§ Instruction:
From the entries provided below, copy each line that contains the word "Total".

(Source records)
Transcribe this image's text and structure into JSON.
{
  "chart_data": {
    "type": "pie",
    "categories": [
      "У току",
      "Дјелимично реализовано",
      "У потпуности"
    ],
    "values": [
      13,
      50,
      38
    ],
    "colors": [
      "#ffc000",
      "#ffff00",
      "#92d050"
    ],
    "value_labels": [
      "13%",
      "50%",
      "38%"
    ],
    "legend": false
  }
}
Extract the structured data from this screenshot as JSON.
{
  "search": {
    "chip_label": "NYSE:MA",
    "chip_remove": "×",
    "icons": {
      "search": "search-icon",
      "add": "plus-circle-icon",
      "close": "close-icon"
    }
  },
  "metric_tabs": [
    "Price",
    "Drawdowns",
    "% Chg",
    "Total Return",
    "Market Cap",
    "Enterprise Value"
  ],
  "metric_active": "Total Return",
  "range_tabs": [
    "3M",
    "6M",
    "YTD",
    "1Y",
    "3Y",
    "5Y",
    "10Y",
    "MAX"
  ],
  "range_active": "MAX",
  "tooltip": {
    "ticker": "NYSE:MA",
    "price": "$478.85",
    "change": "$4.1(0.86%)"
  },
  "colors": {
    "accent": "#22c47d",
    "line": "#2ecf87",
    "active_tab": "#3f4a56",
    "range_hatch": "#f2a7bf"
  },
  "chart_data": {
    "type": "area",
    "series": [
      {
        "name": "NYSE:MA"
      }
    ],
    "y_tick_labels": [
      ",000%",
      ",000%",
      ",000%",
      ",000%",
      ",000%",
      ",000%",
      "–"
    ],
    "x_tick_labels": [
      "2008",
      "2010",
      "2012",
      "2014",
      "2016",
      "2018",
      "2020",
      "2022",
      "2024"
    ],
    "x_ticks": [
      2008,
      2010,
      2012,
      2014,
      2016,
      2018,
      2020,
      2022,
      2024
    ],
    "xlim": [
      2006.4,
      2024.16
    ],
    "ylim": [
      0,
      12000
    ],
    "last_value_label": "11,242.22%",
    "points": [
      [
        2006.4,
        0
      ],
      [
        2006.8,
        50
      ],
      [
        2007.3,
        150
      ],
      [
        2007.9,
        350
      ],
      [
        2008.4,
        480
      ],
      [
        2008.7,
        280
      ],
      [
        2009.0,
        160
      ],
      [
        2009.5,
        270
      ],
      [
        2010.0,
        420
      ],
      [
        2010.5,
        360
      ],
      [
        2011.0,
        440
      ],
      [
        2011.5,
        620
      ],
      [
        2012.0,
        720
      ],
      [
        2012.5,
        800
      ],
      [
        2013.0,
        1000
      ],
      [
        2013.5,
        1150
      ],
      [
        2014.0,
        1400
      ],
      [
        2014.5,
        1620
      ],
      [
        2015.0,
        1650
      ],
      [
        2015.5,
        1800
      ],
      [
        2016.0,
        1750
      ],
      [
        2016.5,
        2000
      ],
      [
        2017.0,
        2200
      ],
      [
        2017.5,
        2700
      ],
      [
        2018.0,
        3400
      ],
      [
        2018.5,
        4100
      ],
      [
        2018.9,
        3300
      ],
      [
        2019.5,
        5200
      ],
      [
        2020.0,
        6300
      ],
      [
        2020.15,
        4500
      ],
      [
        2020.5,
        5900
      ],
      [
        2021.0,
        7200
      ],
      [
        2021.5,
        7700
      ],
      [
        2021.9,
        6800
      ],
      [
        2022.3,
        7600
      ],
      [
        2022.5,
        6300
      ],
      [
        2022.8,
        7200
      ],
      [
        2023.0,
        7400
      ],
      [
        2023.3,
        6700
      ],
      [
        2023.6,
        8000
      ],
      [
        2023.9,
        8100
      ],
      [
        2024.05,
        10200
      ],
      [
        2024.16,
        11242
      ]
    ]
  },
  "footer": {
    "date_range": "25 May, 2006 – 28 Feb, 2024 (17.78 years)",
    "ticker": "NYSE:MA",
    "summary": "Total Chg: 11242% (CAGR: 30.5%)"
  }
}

§ Result of the task:
    "Total Return",
  "metric_active": "Total Return",
    "summary": "Total Chg: 11242% (CAGR: 30.5%)"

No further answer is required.